Stored records:
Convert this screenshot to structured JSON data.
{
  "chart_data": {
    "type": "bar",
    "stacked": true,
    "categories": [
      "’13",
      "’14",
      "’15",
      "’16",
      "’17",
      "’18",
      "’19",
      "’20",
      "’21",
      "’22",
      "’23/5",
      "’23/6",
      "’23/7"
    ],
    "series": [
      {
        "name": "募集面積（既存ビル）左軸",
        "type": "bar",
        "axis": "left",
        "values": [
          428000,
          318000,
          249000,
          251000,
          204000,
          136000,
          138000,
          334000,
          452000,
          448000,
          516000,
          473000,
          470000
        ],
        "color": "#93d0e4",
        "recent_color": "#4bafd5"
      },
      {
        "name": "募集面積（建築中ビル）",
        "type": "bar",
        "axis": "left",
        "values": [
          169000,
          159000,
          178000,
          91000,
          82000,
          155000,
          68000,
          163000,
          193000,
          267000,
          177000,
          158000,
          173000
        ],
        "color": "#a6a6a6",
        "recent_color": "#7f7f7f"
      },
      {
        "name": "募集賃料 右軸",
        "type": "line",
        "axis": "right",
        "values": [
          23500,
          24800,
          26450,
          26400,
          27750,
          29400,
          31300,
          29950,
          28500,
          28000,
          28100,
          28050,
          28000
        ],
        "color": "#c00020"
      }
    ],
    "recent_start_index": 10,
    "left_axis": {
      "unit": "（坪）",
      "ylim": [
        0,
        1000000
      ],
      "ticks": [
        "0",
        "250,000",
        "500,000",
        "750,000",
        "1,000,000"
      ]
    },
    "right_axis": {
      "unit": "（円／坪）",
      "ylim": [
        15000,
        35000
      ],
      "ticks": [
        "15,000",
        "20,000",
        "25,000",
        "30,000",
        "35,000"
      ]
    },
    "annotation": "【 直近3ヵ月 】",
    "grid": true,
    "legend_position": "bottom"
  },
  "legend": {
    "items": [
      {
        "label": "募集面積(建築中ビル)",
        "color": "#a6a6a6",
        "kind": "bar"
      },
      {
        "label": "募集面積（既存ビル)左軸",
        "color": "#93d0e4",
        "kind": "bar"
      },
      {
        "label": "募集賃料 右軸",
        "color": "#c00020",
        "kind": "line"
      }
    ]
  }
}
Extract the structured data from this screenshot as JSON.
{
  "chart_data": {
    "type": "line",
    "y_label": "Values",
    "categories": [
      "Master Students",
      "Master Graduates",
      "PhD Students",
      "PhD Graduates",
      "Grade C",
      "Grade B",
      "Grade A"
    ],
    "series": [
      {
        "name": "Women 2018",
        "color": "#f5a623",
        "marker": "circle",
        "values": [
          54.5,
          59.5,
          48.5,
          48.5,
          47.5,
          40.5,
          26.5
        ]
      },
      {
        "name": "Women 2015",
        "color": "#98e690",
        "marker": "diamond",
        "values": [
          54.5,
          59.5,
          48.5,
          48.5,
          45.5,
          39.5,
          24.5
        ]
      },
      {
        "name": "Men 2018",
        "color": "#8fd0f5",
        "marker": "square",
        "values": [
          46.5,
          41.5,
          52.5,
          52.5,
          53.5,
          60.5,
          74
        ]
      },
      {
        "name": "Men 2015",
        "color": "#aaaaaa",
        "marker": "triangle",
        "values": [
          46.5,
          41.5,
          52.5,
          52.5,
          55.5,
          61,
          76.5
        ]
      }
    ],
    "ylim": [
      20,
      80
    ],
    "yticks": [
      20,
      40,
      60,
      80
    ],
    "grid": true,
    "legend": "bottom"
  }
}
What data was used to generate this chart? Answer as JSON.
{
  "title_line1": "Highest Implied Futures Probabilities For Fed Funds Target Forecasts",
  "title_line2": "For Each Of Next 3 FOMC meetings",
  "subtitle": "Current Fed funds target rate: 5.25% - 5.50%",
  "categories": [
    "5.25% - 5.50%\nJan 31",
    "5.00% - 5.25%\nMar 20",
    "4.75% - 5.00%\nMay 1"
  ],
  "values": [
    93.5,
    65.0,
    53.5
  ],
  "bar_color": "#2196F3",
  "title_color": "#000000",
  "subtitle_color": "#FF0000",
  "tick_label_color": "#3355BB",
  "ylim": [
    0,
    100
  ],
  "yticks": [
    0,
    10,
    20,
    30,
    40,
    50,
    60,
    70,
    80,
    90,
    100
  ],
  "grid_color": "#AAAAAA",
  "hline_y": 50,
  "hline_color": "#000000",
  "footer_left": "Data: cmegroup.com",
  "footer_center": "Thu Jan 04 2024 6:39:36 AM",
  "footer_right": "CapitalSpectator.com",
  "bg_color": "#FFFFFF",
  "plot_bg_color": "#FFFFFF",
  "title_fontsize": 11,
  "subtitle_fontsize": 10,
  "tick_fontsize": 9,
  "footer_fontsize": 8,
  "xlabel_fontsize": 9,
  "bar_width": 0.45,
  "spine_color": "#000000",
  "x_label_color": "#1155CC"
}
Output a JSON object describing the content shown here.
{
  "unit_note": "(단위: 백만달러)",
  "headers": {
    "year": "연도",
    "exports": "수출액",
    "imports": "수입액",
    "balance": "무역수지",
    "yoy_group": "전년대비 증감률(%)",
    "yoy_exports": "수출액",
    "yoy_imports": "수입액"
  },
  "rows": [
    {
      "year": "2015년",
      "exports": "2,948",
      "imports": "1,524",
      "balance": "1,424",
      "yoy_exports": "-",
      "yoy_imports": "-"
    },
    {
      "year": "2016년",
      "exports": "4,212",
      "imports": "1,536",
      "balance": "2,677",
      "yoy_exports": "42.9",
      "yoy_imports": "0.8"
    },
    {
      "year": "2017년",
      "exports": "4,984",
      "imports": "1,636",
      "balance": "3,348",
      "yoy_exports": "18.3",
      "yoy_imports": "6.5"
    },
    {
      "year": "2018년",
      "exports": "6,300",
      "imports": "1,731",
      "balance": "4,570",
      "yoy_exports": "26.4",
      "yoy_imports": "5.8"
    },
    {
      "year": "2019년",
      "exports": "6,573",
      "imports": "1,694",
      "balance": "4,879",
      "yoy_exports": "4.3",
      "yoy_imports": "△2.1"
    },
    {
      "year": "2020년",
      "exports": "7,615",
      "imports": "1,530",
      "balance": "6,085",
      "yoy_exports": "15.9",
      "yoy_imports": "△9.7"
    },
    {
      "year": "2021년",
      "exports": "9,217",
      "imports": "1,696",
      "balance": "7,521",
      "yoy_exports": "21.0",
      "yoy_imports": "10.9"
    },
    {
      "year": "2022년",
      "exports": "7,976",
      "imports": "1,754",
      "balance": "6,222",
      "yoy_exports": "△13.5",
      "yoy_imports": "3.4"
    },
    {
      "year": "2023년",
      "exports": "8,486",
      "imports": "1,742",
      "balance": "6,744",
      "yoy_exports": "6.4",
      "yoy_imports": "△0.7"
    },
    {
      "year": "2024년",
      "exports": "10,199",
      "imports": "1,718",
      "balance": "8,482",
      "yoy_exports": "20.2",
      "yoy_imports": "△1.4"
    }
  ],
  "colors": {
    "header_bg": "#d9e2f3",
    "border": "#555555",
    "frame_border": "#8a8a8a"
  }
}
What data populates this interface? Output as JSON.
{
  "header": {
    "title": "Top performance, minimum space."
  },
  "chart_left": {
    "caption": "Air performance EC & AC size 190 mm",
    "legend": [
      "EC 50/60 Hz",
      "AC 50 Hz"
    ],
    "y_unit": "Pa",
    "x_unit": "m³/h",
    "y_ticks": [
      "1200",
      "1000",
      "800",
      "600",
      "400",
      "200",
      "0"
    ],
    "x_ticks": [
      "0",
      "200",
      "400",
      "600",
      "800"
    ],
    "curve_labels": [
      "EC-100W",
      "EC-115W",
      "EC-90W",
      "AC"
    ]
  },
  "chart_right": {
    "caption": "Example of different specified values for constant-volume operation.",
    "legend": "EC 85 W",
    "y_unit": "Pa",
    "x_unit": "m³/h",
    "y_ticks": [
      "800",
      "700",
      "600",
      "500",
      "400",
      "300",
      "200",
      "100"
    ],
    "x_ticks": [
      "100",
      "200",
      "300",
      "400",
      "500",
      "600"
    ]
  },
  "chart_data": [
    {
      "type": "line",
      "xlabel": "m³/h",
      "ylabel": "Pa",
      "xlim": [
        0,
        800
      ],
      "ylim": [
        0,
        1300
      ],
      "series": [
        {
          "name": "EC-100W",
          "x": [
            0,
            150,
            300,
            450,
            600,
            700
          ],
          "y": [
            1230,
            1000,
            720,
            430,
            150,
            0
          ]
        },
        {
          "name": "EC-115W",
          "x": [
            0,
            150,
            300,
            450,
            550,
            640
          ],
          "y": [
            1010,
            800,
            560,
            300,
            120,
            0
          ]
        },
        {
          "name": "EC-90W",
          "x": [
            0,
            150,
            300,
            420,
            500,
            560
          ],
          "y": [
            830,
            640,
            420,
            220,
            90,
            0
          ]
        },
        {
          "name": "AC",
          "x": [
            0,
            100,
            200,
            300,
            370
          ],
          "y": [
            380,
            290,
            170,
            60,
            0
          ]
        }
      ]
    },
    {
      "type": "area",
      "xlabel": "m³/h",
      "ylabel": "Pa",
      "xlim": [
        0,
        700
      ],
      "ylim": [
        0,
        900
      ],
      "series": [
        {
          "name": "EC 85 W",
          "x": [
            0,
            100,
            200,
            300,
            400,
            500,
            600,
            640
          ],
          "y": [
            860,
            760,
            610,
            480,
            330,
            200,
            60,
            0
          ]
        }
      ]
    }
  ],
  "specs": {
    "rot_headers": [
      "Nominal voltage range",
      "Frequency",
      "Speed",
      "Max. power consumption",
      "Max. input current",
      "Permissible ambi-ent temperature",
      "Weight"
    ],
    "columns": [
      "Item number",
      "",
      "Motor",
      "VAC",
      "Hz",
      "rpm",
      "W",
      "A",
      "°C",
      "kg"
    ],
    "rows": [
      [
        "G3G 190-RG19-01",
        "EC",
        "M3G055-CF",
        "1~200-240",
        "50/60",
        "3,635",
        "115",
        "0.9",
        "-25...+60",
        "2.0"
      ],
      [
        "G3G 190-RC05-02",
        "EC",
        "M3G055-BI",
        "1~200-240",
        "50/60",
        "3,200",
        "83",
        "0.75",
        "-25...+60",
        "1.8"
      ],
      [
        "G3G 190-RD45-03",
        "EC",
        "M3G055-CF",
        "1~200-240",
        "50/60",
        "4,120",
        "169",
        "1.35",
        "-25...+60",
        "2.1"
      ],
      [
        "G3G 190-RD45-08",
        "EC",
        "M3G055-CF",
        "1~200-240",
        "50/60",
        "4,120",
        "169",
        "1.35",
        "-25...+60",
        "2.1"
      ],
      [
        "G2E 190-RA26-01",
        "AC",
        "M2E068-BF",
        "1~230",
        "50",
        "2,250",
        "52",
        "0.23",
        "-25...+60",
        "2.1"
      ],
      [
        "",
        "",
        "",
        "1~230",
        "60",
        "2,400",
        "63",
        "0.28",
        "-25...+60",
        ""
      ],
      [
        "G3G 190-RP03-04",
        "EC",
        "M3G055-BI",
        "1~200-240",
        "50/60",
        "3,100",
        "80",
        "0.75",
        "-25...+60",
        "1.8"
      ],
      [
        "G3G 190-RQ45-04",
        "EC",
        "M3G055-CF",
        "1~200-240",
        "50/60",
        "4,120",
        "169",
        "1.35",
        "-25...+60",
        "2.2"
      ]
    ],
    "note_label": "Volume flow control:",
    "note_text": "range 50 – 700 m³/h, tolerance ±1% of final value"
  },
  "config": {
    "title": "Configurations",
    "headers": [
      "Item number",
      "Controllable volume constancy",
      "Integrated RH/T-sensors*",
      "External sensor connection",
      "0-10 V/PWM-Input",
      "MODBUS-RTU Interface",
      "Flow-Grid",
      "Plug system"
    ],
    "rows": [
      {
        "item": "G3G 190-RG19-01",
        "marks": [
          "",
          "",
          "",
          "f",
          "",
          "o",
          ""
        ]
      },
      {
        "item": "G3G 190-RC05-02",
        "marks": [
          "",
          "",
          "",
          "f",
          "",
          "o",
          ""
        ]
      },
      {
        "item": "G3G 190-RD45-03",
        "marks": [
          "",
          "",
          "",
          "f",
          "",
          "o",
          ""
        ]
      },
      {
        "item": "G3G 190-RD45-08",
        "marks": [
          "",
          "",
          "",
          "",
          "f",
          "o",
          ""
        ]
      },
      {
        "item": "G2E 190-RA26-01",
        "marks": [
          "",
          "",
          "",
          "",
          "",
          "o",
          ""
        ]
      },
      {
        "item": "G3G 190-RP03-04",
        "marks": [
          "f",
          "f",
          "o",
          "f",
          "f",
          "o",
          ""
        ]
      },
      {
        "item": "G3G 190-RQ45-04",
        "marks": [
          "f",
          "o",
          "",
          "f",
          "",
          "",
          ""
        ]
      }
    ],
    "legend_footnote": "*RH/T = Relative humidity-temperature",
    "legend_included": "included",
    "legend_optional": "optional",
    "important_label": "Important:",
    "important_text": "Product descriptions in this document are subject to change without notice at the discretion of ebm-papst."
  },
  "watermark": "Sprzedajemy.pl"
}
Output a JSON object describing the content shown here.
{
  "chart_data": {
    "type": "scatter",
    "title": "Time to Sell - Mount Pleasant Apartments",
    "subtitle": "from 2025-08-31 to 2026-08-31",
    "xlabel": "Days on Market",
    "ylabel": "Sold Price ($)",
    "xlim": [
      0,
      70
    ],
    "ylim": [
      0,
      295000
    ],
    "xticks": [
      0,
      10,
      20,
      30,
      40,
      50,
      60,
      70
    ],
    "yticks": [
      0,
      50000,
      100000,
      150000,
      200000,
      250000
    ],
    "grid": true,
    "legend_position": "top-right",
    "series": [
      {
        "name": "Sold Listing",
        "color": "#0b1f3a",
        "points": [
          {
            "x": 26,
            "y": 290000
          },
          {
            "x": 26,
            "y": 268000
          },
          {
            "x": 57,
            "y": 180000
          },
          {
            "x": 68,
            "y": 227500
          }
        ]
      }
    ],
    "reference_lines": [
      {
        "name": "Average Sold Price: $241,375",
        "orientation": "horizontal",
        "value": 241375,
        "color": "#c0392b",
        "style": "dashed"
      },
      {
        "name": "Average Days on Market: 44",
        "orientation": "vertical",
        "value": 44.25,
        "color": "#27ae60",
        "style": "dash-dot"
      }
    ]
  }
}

The request:
Among the lines of the material, find those that hold the word "Days" and copy them.

Answer below:
    "xlabel": "Days on Market",
        "name": "Average Days on Market: 44",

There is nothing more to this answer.